■ Extracted data ■
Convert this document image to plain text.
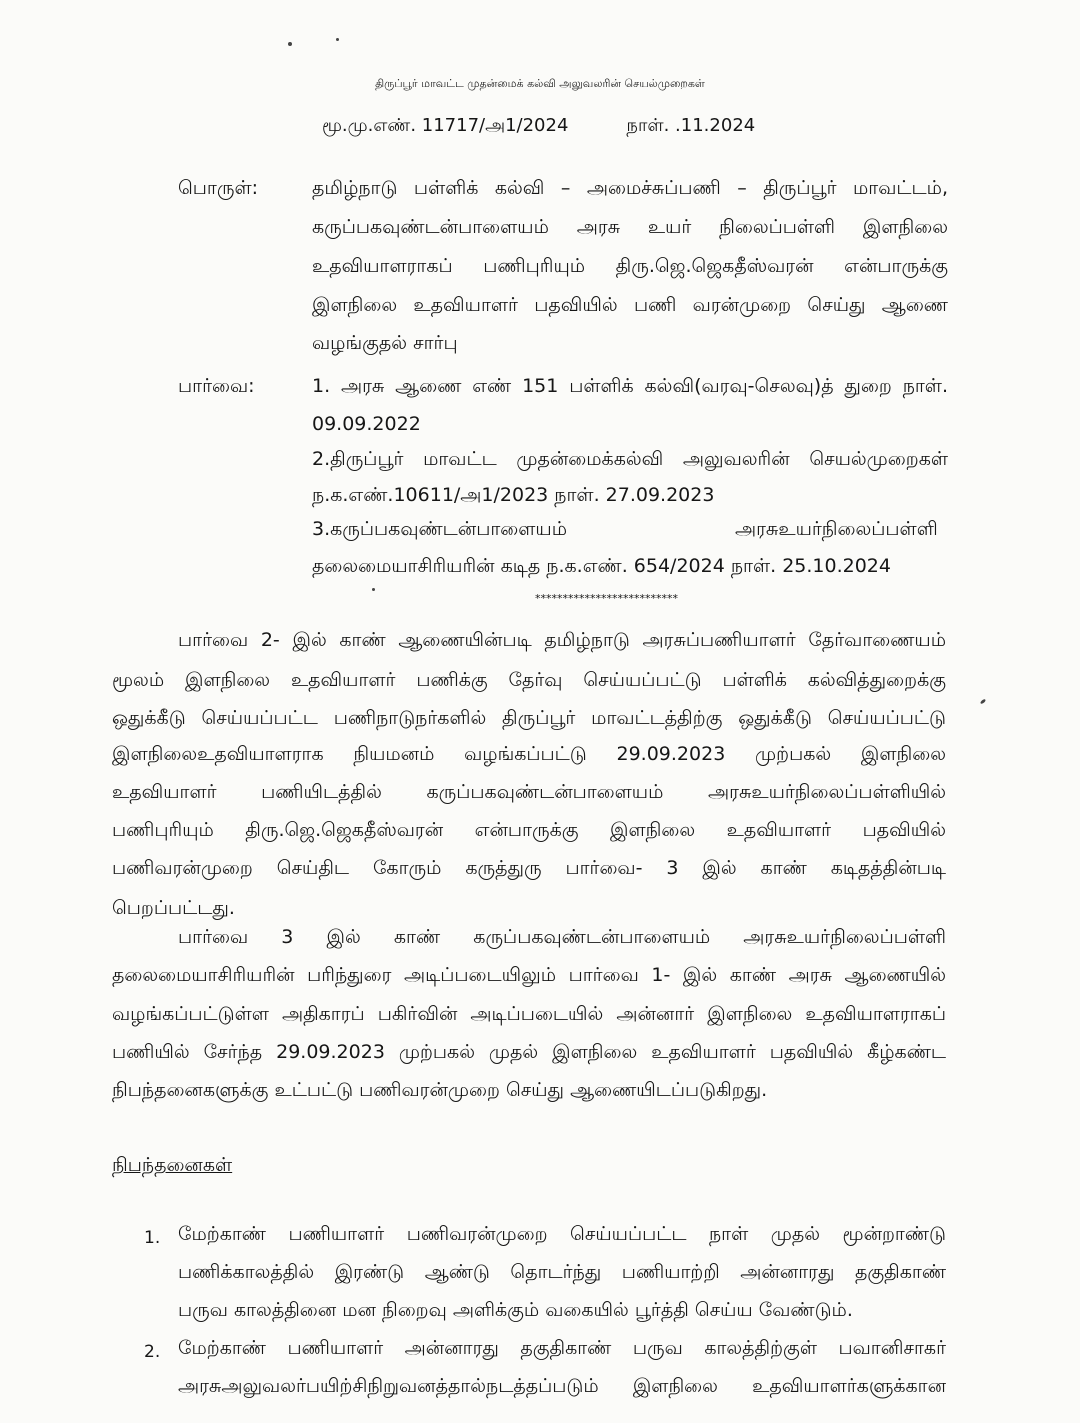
திருப்பூர் மாவட்ட முதன்மைக் கல்வி அலுவலரின் செயல்முறைகள்
மூ.மு.எண். 11717/அ1/2024	நாள். .11.2024
பொருள்:	தமிழ்நாடு பள்ளிக் கல்வி – அமைச்சுப்பணி – திருப்பூர் மாவட்டம்,
கருப்பகவுண்டன்பாளையம் அரசு உயர் நிலைப்பள்ளி இளநிலை
உதவியாளராகப் பணிபுரியும் திரு.ஜெ.ஜெகதீஸ்வரன் என்பாருக்கு
இளநிலை உதவியாளர் பதவியில் பணி வரன்முறை செய்து ஆணை
வழங்குதல் சார்பு
பார்வை:	1. அரசு ஆணை எண் 151 பள்ளிக் கல்வி(வரவு-செலவு)த் துறை நாள்.
09.09.2022
2.திருப்பூர் மாவட்ட முதன்மைக்கல்வி அலுவலரின் செயல்முறைகள்
ந.க.எண்.10611/அ1/2023 நாள். 27.09.2023
3.கருப்பகவுண்டன்பாளையம்	அரசுஉயர்நிலைப்பள்ளி
தலைமையாசிரியரின் கடித ந.க.எண். 654/2024 நாள். 25.10.2024
**************************
பார்வை 2- இல் காண் ஆணையின்படி தமிழ்நாடு அரசுப்பணியாளர் தேர்வாணையம்
மூலம் இளநிலை உதவியாளர் பணிக்கு தேர்வு செய்யப்பட்டு பள்ளிக் கல்வித்துறைக்கு
ஒதுக்கீடு செய்யப்பட்ட பணிநாடுநர்களில் திருப்பூர் மாவட்டத்திற்கு ஒதுக்கீடு செய்யப்பட்டு
இளநிலைஉதவியாளராக நியமனம் வழங்கப்பட்டு 29.09.2023 முற்பகல் இளநிலை
உதவியாளர் பணியிடத்தில் கருப்பகவுண்டன்பாளையம் அரசுஉயர்நிலைப்பள்ளியில்
பணிபுரியும் திரு.ஜெ.ஜெகதீஸ்வரன் என்பாருக்கு இளநிலை உதவியாளர் பதவியில்
பணிவரன்முறை செய்திட கோரும் கருத்துரு பார்வை- 3 இல் காண் கடிதத்தின்படி
பெறப்பட்டது.
பார்வை 3 இல் காண் கருப்பகவுண்டன்பாளையம் அரசுஉயர்நிலைப்பள்ளி
தலைமையாசிரியரின் பரிந்துரை அடிப்படையிலும் பார்வை 1- இல் காண் அரசு ஆணையில்
வழங்கப்பட்டுள்ள அதிகாரப் பகிர்வின் அடிப்படையில் அன்னார் இளநிலை உதவியாளராகப்
பணியில் சேர்ந்த 29.09.2023 முற்பகல் முதல் இளநிலை உதவியாளர் பதவியில் கீழ்கண்ட
நிபந்தனைகளுக்கு உட்பட்டு பணிவரன்முறை செய்து ஆணையிடப்படுகிறது.
நிபந்தனைகள்
1. மேற்காண் பணியாளர் பணிவரன்முறை செய்யப்பட்ட நாள் முதல் மூன்றாண்டு
பணிக்காலத்தில் இரண்டு ஆண்டு தொடர்ந்து பணியாற்றி அன்னாரது தகுதிகாண்
பருவ காலத்தினை மன நிறைவு அளிக்கும் வகையில் பூர்த்தி செய்ய வேண்டும்.
2. மேற்காண் பணியாளர் அன்னாரது தகுதிகாண் பருவ காலத்திற்குள் பவானிசாகர்
அரசுஅலுவலர்பயிற்சிநிறுவனத்தால்நடத்தப்படும் இளநிலை உதவியாளர்களுக்கான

■ The problem ■
Every line of the data should be copied as it stands, without the images.

■ Complete output ■
Convert this document image to plain text.
திருப்பூர் மாவட்ட முதன்மைக் கல்வி அலுவலரின் செயல்முறைகள்
மூ.மு.எண். 11717/அ1/2024	நாள். .11.2024
பொருள்:	தமிழ்நாடு பள்ளிக் கல்வி – அமைச்சுப்பணி – திருப்பூர் மாவட்டம்,
கருப்பகவுண்டன்பாளையம் அரசு உயர் நிலைப்பள்ளி இளநிலை
உதவியாளராகப் பணிபுரியும் திரு.ஜெ.ஜெகதீஸ்வரன் என்பாருக்கு
இளநிலை உதவியாளர் பதவியில் பணி வரன்முறை செய்து ஆணை
வழங்குதல் சார்பு
பார்வை:	1. அரசு ஆணை எண் 151 பள்ளிக் கல்வி(வரவு-செலவு)த் துறை நாள்.
09.09.2022
2.திருப்பூர் மாவட்ட முதன்மைக்கல்வி அலுவலரின் செயல்முறைகள்
ந.க.எண்.10611/அ1/2023 நாள். 27.09.2023
3.கருப்பகவுண்டன்பாளையம்	அரசுஉயர்நிலைப்பள்ளி
தலைமையாசிரியரின் கடித ந.க.எண். 654/2024 நாள். 25.10.2024
**************************
பார்வை 2- இல் காண் ஆணையின்படி தமிழ்நாடு அரசுப்பணியாளர் தேர்வாணையம்
மூலம் இளநிலை உதவியாளர் பணிக்கு தேர்வு செய்யப்பட்டு பள்ளிக் கல்வித்துறைக்கு
ஒதுக்கீடு செய்யப்பட்ட பணிநாடுநர்களில் திருப்பூர் மாவட்டத்திற்கு ஒதுக்கீடு செய்யப்பட்டு
இளநிலைஉதவியாளராக நியமனம் வழங்கப்பட்டு 29.09.2023 முற்பகல் இளநிலை
உதவியாளர் பணியிடத்தில் கருப்பகவுண்டன்பாளையம் அரசுஉயர்நிலைப்பள்ளியில்
பணிபுரியும் திரு.ஜெ.ஜெகதீஸ்வரன் என்பாருக்கு இளநிலை உதவியாளர் பதவியில்
பணிவரன்முறை செய்திட கோரும் கருத்துரு பார்வை- 3 இல் காண் கடிதத்தின்படி
பெறப்பட்டது.
பார்வை 3 இல் காண் கருப்பகவுண்டன்பாளையம் அரசுஉயர்நிலைப்பள்ளி
தலைமையாசிரியரின் பரிந்துரை அடிப்படையிலும் பார்வை 1- இல் காண் அரசு ஆணையில்
வழங்கப்பட்டுள்ள அதிகாரப் பகிர்வின் அடிப்படையில் அன்னார் இளநிலை உதவியாளராகப்
பணியில் சேர்ந்த 29.09.2023 முற்பகல் முதல் இளநிலை உதவியாளர் பதவியில் கீழ்கண்ட
நிபந்தனைகளுக்கு உட்பட்டு பணிவரன்முறை செய்து ஆணையிடப்படுகிறது.
நிபந்தனைகள்
1. மேற்காண் பணியாளர் பணிவரன்முறை செய்யப்பட்ட நாள் முதல் மூன்றாண்டு
பணிக்காலத்தில் இரண்டு ஆண்டு தொடர்ந்து பணியாற்றி அன்னாரது தகுதிகாண்
பருவ காலத்தினை மன நிறைவு அளிக்கும் வகையில் பூர்த்தி செய்ய வேண்டும்.
2. மேற்காண் பணியாளர் அன்னாரது தகுதிகாண் பருவ காலத்திற்குள் பவானிசாகர்
அரசுஅலுவலர்பயிற்சிநிறுவனத்தால்நடத்தப்படும் இளநிலை உதவியாளர்களுக்கான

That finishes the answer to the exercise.